Figure record listings
********************

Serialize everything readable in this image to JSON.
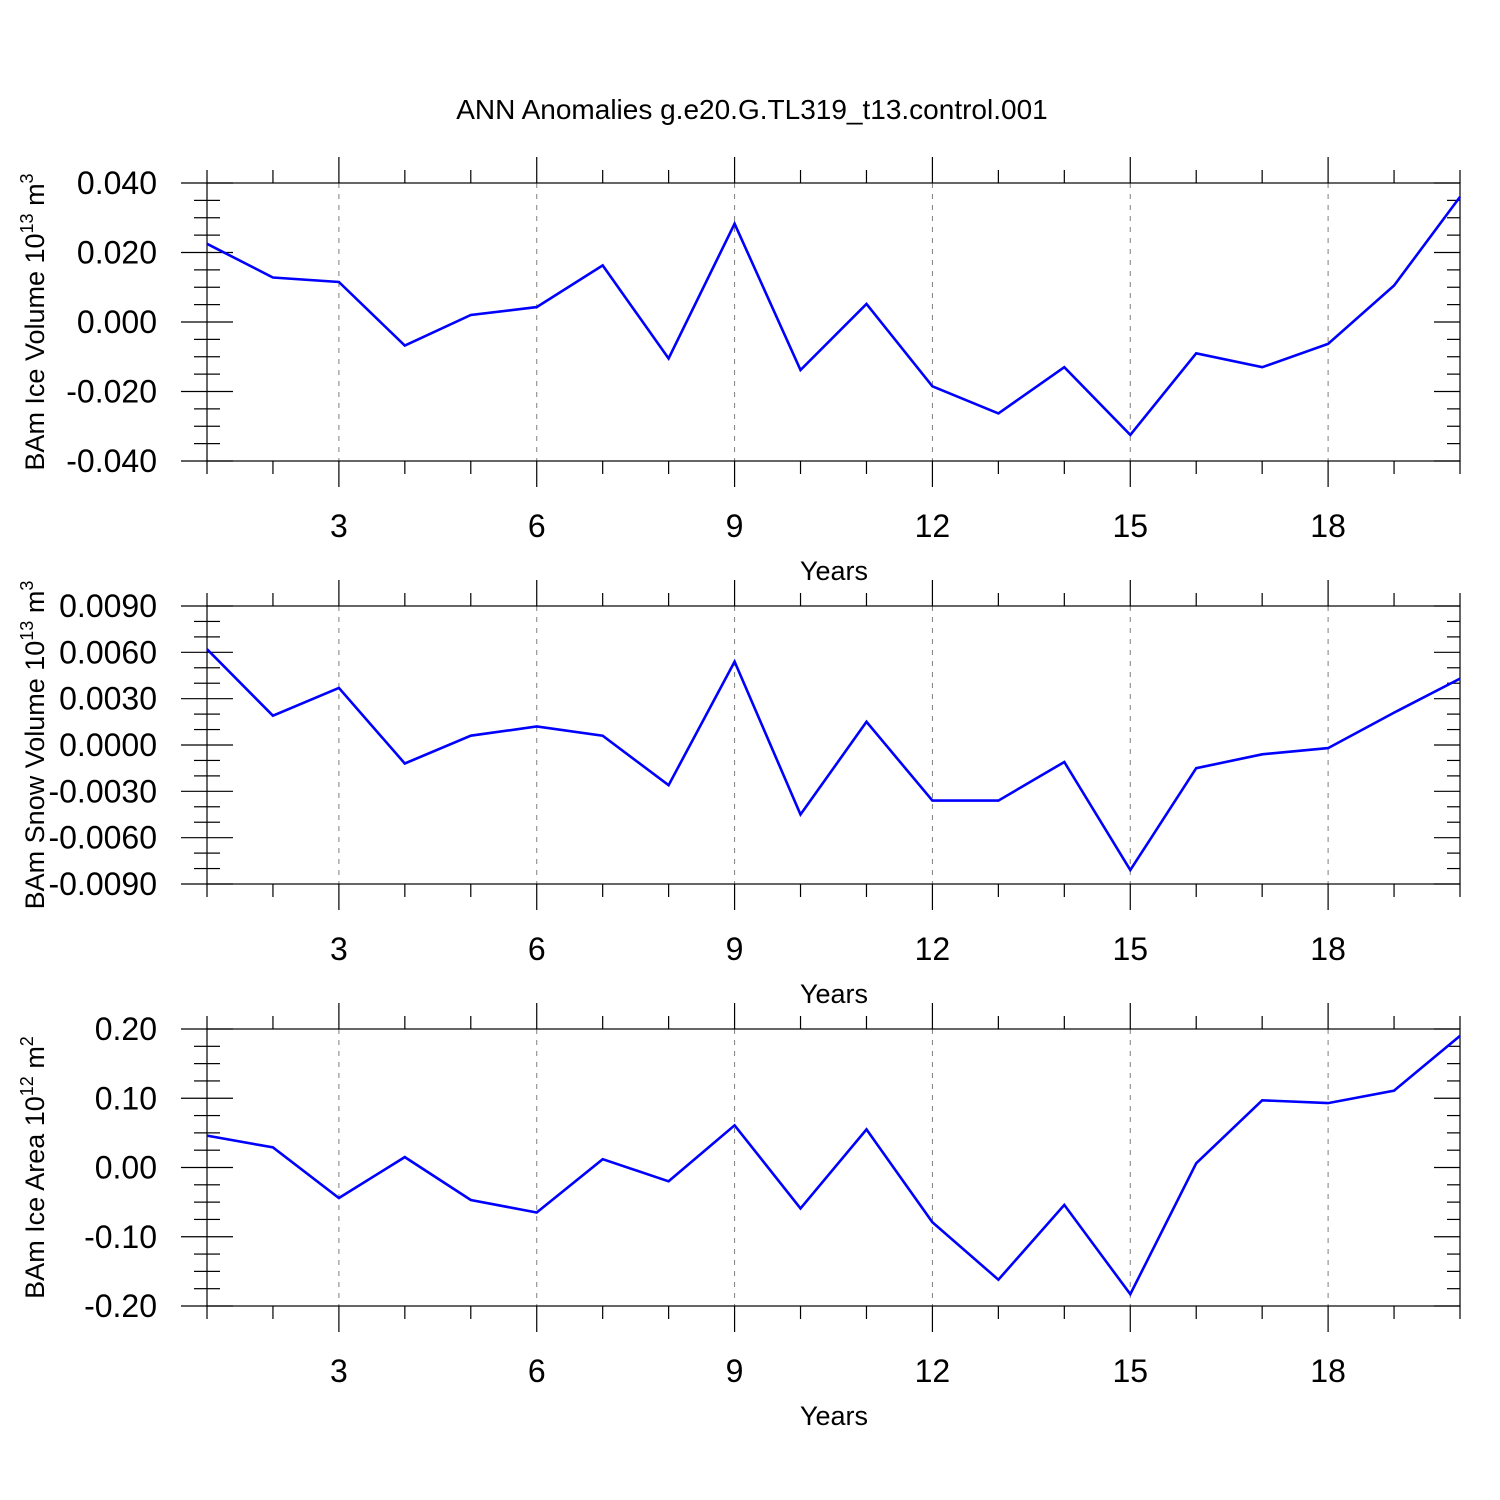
{
  "title": "ANN Anomalies g.e20.G.TL319_t13.control.001",
  "colors": {
    "line": "#0000ff",
    "grid": "#808080",
    "axis": "#000000"
  },
  "chart_data": [
    {
      "type": "line",
      "name": "ice-volume",
      "ylabel_main": "BAm Ice Volume 10",
      "ylabel_exp": "13",
      "ylabel_unit": "m",
      "ylabel_unit_exp": "3",
      "xlabel": "Years",
      "xlim": [
        1,
        20
      ],
      "ylim": [
        -0.04,
        0.04
      ],
      "xticks": [
        3,
        6,
        9,
        12,
        15,
        18
      ],
      "yticks": [
        -0.04,
        -0.02,
        0.0,
        0.02,
        0.04
      ],
      "ytick_labels": [
        "-0.040",
        "-0.020",
        "0.000",
        "0.020",
        "0.040"
      ],
      "y_minor_step": 0.005,
      "x": [
        1,
        2,
        3,
        4,
        5,
        6,
        7,
        8,
        9,
        10,
        11,
        12,
        13,
        14,
        15,
        16,
        17,
        18,
        19,
        20
      ],
      "values": [
        0.0225,
        0.0128,
        0.0115,
        -0.0068,
        0.002,
        0.0043,
        0.0163,
        -0.0105,
        0.0283,
        -0.0138,
        0.0052,
        -0.0185,
        -0.0263,
        -0.013,
        -0.0325,
        -0.009,
        -0.013,
        -0.0063,
        0.0105,
        0.036
      ]
    },
    {
      "type": "line",
      "name": "snow-volume",
      "ylabel_main": "BAm Snow Volume 10",
      "ylabel_exp": "13",
      "ylabel_unit": "m",
      "ylabel_unit_exp": "3",
      "xlabel": "Years",
      "xlim": [
        1,
        20
      ],
      "ylim": [
        -0.009,
        0.009
      ],
      "xticks": [
        3,
        6,
        9,
        12,
        15,
        18
      ],
      "yticks": [
        -0.009,
        -0.006,
        -0.003,
        0.0,
        0.003,
        0.006,
        0.009
      ],
      "ytick_labels": [
        "-0.0090",
        "-0.0060",
        "-0.0030",
        "0.0000",
        "0.0030",
        "0.0060",
        "0.0090"
      ],
      "y_minor_step": 0.001,
      "x": [
        1,
        2,
        3,
        4,
        5,
        6,
        7,
        8,
        9,
        10,
        11,
        12,
        13,
        14,
        15,
        16,
        17,
        18,
        19,
        20
      ],
      "values": [
        0.0062,
        0.0019,
        0.0037,
        -0.0012,
        0.0006,
        0.0012,
        0.0006,
        -0.0026,
        0.0054,
        -0.0045,
        0.0015,
        -0.0036,
        -0.0036,
        -0.0011,
        -0.0081,
        -0.0015,
        -0.0006,
        -0.0002,
        0.0021,
        0.0043
      ]
    },
    {
      "type": "line",
      "name": "ice-area",
      "ylabel_main": "BAm Ice Area 10",
      "ylabel_exp": "12",
      "ylabel_unit": "m",
      "ylabel_unit_exp": "2",
      "xlabel": "Years",
      "xlim": [
        1,
        20
      ],
      "ylim": [
        -0.2,
        0.2
      ],
      "xticks": [
        3,
        6,
        9,
        12,
        15,
        18
      ],
      "yticks": [
        -0.2,
        -0.1,
        0.0,
        0.1,
        0.2
      ],
      "ytick_labels": [
        "-0.20",
        "-0.10",
        "0.00",
        "0.10",
        "0.20"
      ],
      "y_minor_step": 0.025,
      "x": [
        1,
        2,
        3,
        4,
        5,
        6,
        7,
        8,
        9,
        10,
        11,
        12,
        13,
        14,
        15,
        16,
        17,
        18,
        19,
        20
      ],
      "values": [
        0.046,
        0.029,
        -0.044,
        0.015,
        -0.047,
        -0.065,
        0.012,
        -0.02,
        0.061,
        -0.059,
        0.055,
        -0.079,
        -0.162,
        -0.054,
        -0.183,
        0.006,
        0.097,
        0.093,
        0.111,
        0.19
      ]
    }
  ]
}
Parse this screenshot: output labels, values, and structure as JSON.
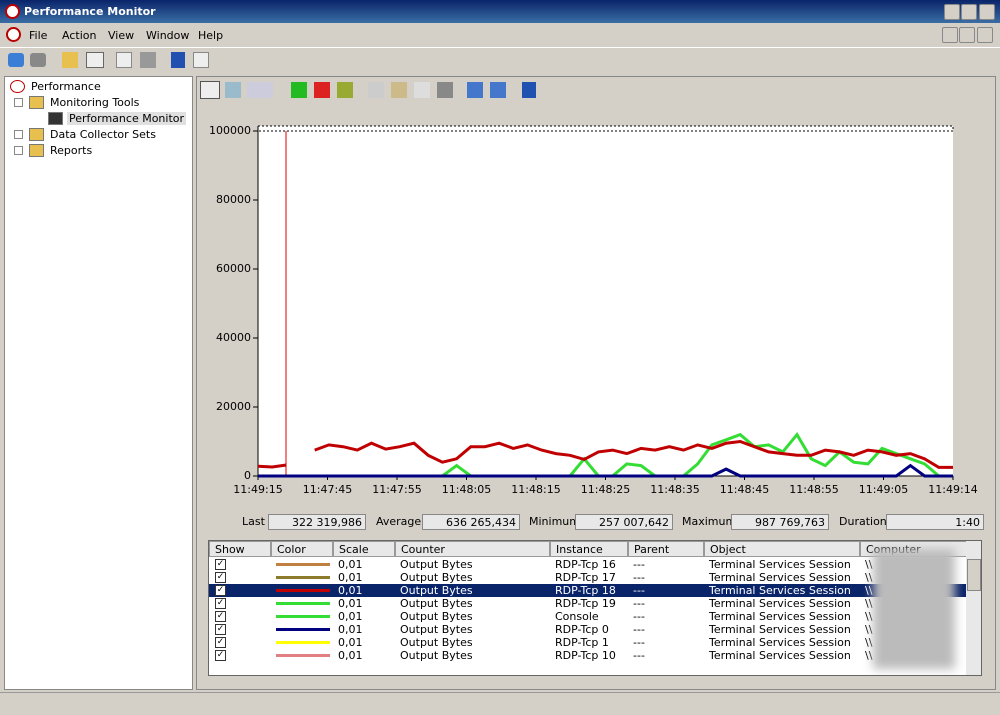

********************

*WHAT IS NEEDED*:
Show all lines in the entries above where the word "JSON" appears.

*CORRECT RESPONSE*:
Serialize everything readable in this image to JSON.
Parse this screenshot: output labels, values, and structure as JSON.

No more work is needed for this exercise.